> THE REQUEST: Omit every picture while repeating the entries exactly.

[Excerpt from a dataset]

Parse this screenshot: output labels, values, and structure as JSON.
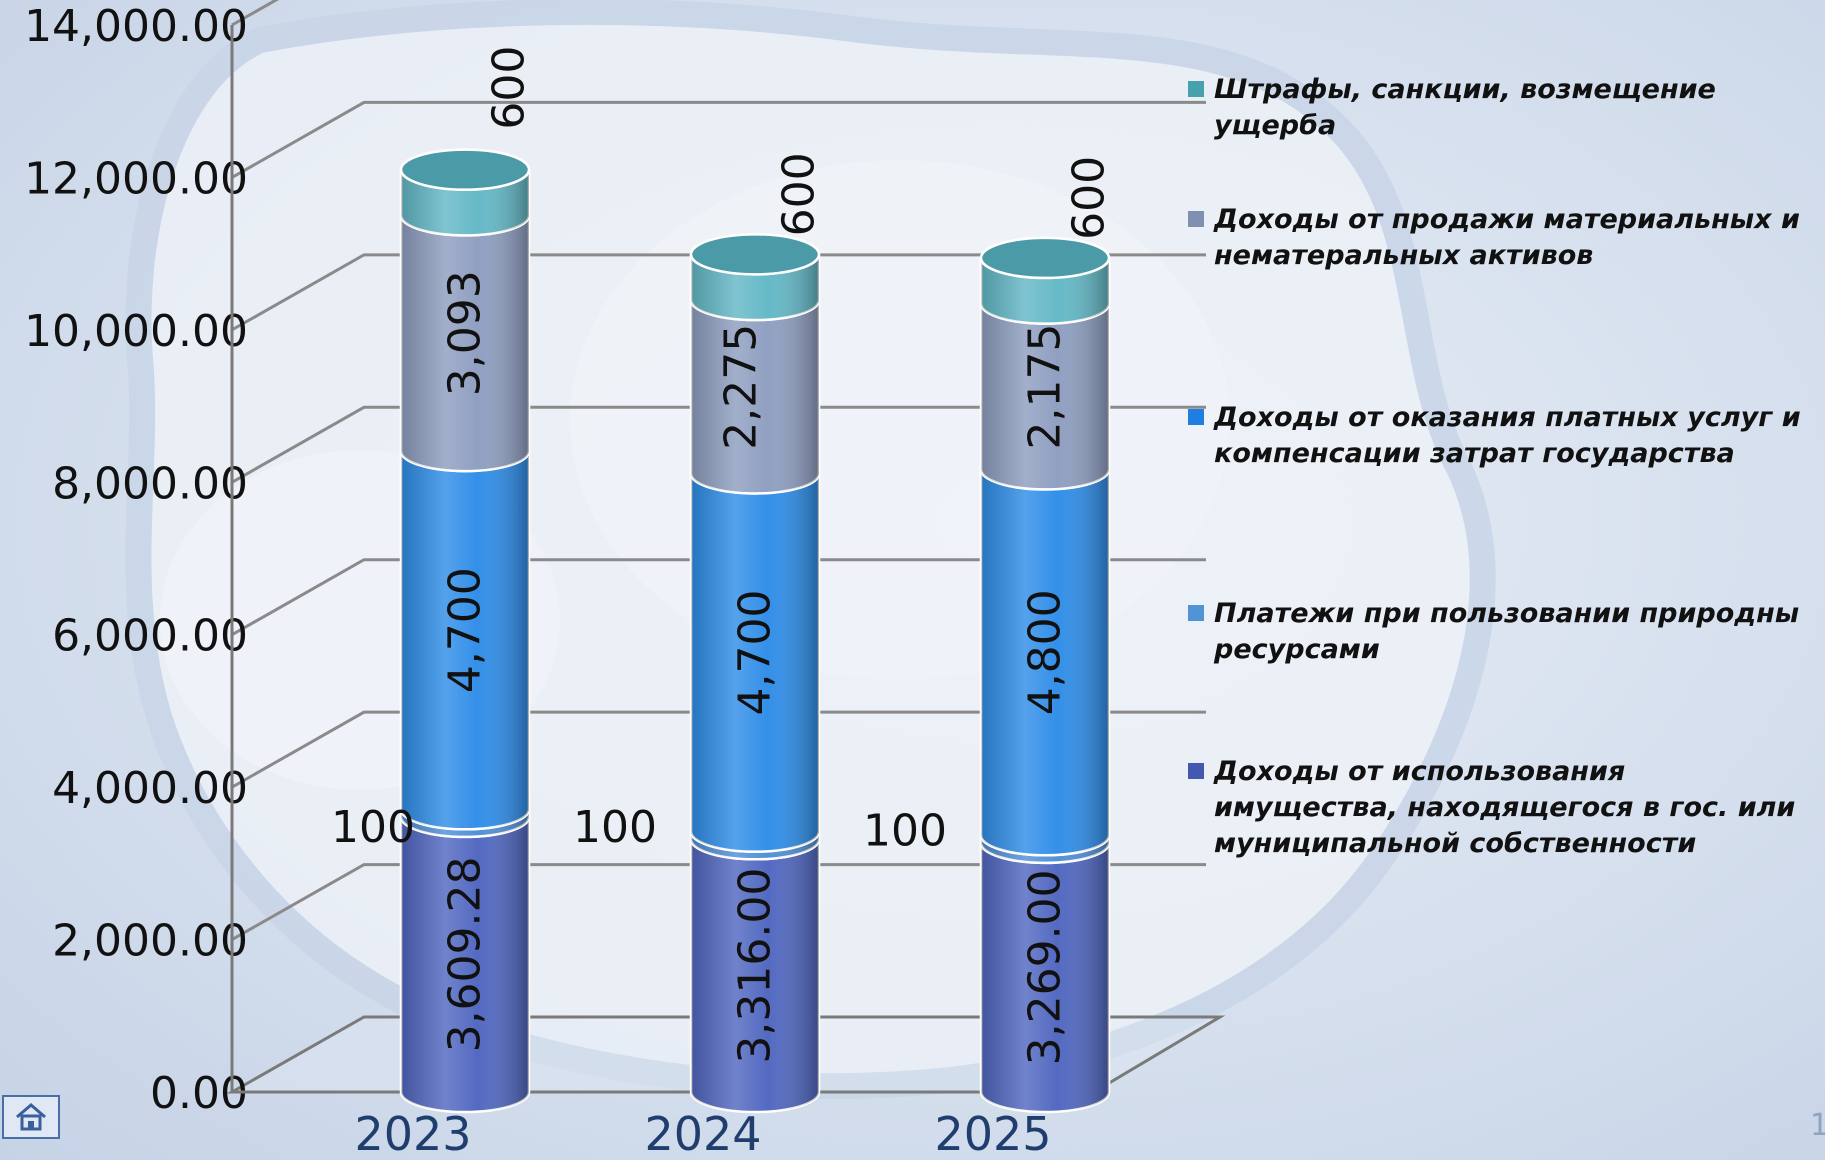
{
  "chart_data": {
    "type": "bar",
    "subtype": "stacked-3d-cylinder",
    "categories": [
      "2023",
      "2024",
      "2025"
    ],
    "ylim": [
      0,
      14000
    ],
    "yticks": [
      "0.00",
      "2,000.00",
      "4,000.00",
      "6,000.00",
      "8,000.00",
      "10,000.00",
      "12,000.00",
      "14,000.00"
    ],
    "grid": true,
    "legend_position": "right",
    "series": [
      {
        "name": "Доходы от использования имущества, находящегося в гос. или муниципальной собственности",
        "color": "#5067c0",
        "values": [
          3609.28,
          3316.0,
          3269.0
        ],
        "labels": [
          "3,609.28",
          "3,316.00",
          "3,269.00"
        ]
      },
      {
        "name": "Платежи при пользовании природны ресурсами",
        "color": "#4f8fd6",
        "values": [
          100,
          100,
          100
        ],
        "labels": [
          "100",
          "100",
          "100"
        ]
      },
      {
        "name": "Доходы от оказания платных услуг и компенсации затрат государства",
        "color": "#2f8de8",
        "values": [
          4700,
          4700,
          4800
        ],
        "labels": [
          "4,700",
          "4,700",
          "4,800"
        ]
      },
      {
        "name": "Доходы от продажи материальных и нематеральных активов",
        "color": "#8e9ec0",
        "values": [
          3093,
          2275,
          2175
        ],
        "labels": [
          "3,093",
          "2,275",
          "2,175"
        ]
      },
      {
        "name": "Штрафы, санкции, возмещение ущерба",
        "color": "#63b8c6",
        "values": [
          600,
          600,
          600
        ],
        "labels": [
          "600",
          "600",
          "600"
        ]
      }
    ]
  },
  "legend": {
    "items": [
      {
        "label": "Штрафы, санкции, возмещение ущерба",
        "color": "#47a0ad"
      },
      {
        "label": "Доходы от продажи материальных и нематеральных активов",
        "color": "#8090b0"
      },
      {
        "label": "Доходы от оказания платных услуг и компенсации затрат государства",
        "color": "#1f7fe0"
      },
      {
        "label": "Платежи при пользовании природны ресурсами",
        "color": "#4f95d6"
      },
      {
        "label": "Доходы от использования имущества, находящегося в гос. или муниципальной собственности",
        "color": "#4358b0"
      }
    ]
  },
  "footer": {
    "home_icon": "home-icon",
    "page_number": "1"
  }
}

> WRITTEN RESPONSE:
Parse this screenshot: output labels, values, and structure as JSON.
{
  "chart_data": {
    "type": "bar",
    "subtype": "stacked-3d-cylinder",
    "categories": [
      "2023",
      "2024",
      "2025"
    ],
    "ylim": [
      0,
      14000
    ],
    "yticks": [
      "0.00",
      "2,000.00",
      "4,000.00",
      "6,000.00",
      "8,000.00",
      "10,000.00",
      "12,000.00",
      "14,000.00"
    ],
    "grid": true,
    "legend_position": "right",
    "series": [
      {
        "name": "Доходы от использования имущества, находящегося в гос. или муниципальной собственности",
        "color": "#5067c0",
        "values": [
          3609.28,
          3316.0,
          3269.0
        ],
        "labels": [
          "3,609.28",
          "3,316.00",
          "3,269.00"
        ]
      },
      {
        "name": "Платежи при пользовании природны ресурсами",
        "color": "#4f8fd6",
        "values": [
          100,
          100,
          100
        ],
        "labels": [
          "100",
          "100",
          "100"
        ]
      },
      {
        "name": "Доходы от оказания платных услуг и компенсации затрат государства",
        "color": "#2f8de8",
        "values": [
          4700,
          4700,
          4800
        ],
        "labels": [
          "4,700",
          "4,700",
          "4,800"
        ]
      },
      {
        "name": "Доходы от продажи материальных и нематеральных активов",
        "color": "#8e9ec0",
        "values": [
          3093,
          2275,
          2175
        ],
        "labels": [
          "3,093",
          "2,275",
          "2,175"
        ]
      },
      {
        "name": "Штрафы, санкции, возмещение ущерба",
        "color": "#63b8c6",
        "values": [
          600,
          600,
          600
        ],
        "labels": [
          "600",
          "600",
          "600"
        ]
      }
    ]
  },
  "legend": {
    "items": [
      {
        "label": "Штрафы, санкции, возмещение ущерба",
        "color": "#47a0ad"
      },
      {
        "label": "Доходы от продажи материальных и нематеральных активов",
        "color": "#8090b0"
      },
      {
        "label": "Доходы от оказания платных услуг и компенсации затрат государства",
        "color": "#1f7fe0"
      },
      {
        "label": "Платежи при пользовании природны ресурсами",
        "color": "#4f95d6"
      },
      {
        "label": "Доходы от использования имущества, находящегося в гос. или муниципальной собственности",
        "color": "#4358b0"
      }
    ]
  },
  "footer": {
    "home_icon": "home-icon",
    "page_number": "1"
  }
}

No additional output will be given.